##### Title: Exercice 4.2
##### Author: Jerock Kalala
##### Date: January 20th 2023
##### Modified By: --
##### Using Natural Language Processing (NLP)


1. In the text, there’s a text normalizer created – your assignment is to re-create that normalizer as a Python class that can be re-used (within a .py file). However, unlike the book author’s version, pass a Pandas Series (e.g., dataframe[‘column’]) to your normalize_corpus function and use apply/lambda for each cleaning function.

In [8]:
from bs4 import BeautifulSoup
from typing import List
import  pandas as pd
import unicodedata
import re
import nltk
from nltk.corpus import gutenberg
import string
import spacy

class TextNormalizer:

    def normalize_corpus(self, corpus: pd.Series, html_stripping=True, contraction_expansion=False, accented_char_removal=True,
                     text_lower_case=True, text_lemmatization=True, special_char_removal=True,
                     stopword_removal=True, remove_digits=True) -> pd.Series:
        """

▬▬▬

§ YOUR GOAL: From the text normalizer exercise, copy the passage starting at "##### Title: Exercice" and ending at "each cleaning function.".

▬▬▬

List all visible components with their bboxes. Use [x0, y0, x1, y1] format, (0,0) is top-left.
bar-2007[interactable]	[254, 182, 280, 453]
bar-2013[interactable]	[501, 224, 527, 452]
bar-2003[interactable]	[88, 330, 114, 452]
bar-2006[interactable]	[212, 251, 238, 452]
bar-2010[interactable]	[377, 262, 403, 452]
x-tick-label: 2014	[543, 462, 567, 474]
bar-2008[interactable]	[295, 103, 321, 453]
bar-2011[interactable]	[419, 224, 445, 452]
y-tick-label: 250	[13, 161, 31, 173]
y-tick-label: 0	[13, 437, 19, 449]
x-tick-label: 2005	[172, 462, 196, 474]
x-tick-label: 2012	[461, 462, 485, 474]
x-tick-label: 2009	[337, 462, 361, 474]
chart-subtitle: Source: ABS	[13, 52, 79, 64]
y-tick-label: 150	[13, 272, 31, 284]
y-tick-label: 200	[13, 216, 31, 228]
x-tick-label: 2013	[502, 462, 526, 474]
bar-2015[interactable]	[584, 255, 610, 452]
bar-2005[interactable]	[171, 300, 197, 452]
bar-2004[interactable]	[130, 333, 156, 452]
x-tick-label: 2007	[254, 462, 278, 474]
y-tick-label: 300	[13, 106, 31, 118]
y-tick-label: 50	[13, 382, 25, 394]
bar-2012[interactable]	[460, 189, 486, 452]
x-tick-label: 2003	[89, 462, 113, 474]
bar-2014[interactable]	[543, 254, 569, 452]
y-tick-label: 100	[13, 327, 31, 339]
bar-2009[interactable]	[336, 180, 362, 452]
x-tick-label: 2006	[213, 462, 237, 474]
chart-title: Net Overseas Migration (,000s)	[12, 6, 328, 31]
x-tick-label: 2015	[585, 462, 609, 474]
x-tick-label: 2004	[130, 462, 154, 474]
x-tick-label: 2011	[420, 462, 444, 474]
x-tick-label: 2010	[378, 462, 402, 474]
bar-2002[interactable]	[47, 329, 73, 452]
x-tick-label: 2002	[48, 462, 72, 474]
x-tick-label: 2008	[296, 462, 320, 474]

▬▬▬

§ FINAL RESULT:
##### Title: Exercice 4.2
##### Author: Jerock Kalala
##### Date: January 20th 2023
##### Modified By: --
##### Using Natural Language Processing (NLP)


1. In the text, there’s a text normalizer created – your assignment is to re-create that normalizer as a Python class that can be re-used (within a .py file). However, unlike the book author’s version, pass a Pandas Series (e.g., dataframe[‘column’]) to your normalize_corpus function and use apply/lambda for each cleaning function.